§ Exercise: Determine how many lines of the data below contain "橡塑RP", then give only that number.

§ Materials provided:
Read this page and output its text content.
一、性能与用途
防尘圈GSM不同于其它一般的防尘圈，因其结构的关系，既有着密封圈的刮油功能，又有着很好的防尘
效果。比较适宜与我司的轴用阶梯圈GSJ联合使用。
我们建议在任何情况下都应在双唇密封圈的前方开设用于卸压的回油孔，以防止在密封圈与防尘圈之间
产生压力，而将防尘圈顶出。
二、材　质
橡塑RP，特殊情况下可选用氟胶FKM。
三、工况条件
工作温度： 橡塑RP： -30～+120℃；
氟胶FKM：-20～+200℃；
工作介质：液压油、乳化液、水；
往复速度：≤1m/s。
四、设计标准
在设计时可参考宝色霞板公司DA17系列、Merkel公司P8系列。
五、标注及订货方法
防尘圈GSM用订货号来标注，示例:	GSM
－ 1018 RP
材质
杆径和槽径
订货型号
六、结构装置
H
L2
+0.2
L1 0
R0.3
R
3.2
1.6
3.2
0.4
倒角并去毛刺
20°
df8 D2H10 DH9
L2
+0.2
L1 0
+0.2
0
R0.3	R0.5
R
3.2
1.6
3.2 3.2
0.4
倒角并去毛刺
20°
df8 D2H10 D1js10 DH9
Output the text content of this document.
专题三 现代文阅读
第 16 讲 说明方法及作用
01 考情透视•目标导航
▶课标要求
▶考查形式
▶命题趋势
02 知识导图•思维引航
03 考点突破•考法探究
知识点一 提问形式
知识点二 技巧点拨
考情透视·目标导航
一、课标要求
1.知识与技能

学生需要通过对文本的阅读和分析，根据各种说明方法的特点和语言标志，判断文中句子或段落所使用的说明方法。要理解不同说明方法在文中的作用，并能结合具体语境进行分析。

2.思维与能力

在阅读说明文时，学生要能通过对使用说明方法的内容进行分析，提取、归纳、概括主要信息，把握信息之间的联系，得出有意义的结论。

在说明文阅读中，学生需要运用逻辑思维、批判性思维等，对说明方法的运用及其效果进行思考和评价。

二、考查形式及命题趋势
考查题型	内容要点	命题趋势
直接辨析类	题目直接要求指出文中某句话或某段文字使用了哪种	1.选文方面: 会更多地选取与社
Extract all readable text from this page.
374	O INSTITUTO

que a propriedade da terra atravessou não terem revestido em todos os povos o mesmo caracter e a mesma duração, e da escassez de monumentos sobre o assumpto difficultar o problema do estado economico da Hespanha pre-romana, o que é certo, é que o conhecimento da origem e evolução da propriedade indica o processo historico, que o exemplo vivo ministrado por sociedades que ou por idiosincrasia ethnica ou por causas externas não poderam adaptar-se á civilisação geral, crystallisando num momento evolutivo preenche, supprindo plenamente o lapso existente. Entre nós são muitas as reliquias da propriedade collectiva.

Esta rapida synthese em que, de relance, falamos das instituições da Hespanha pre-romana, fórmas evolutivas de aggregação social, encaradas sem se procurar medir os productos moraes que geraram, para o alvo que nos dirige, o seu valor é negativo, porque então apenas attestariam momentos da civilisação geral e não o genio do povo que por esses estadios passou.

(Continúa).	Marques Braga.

§ Complete output: 2